*WRITTEN INSTRUCTION*: Wherever a line in the data below holds "Presiune", copy that line.

[Collection entries]
__________________________________________________

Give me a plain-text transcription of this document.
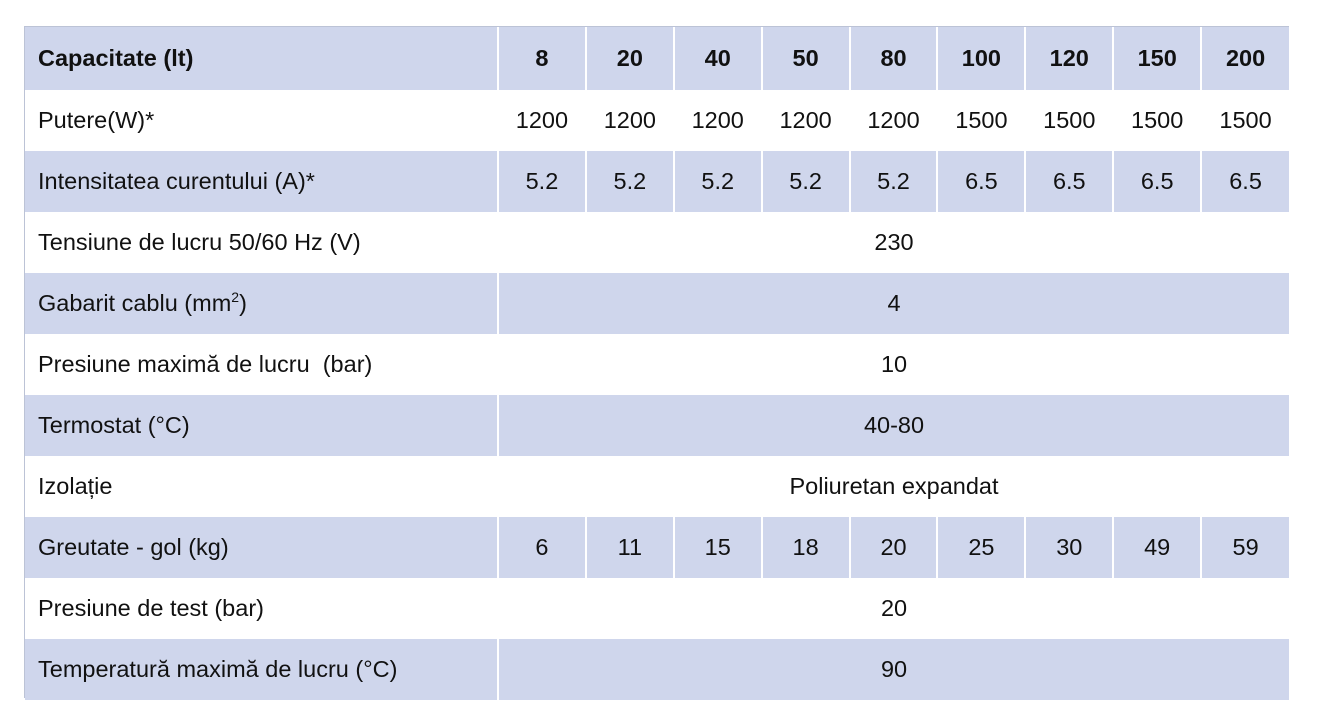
Capacitate (lt)	8	20	40	50	80	100	120	150	200
Putere(W)*	1200	1200	1200	1200	1200	1500	1500	1500	1500
Intensitatea curentului (A)*	5.2	5.2	5.2	5.2	5.2	6.5	6.5	6.5	6.5
Tensiune de lucru 50/60 Hz (V)	230								
Gabarit cablu $(mm^2)$	4								
Presiune maximă de lucru  (bar)	10								
Termostat (°C)	40-80								
Izolație	Poliuretan expandat								
Greutate - gol (kg)	6	11	15	18	20	25	30	49	59
Presiune de test (bar)	20								
Temperatură maximă de lucru (°C)	90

__________________________________________________

*COMPLETED TASK*:
Presiune maximă de lucru  (bar)	10								
Presiune de test (bar)	20								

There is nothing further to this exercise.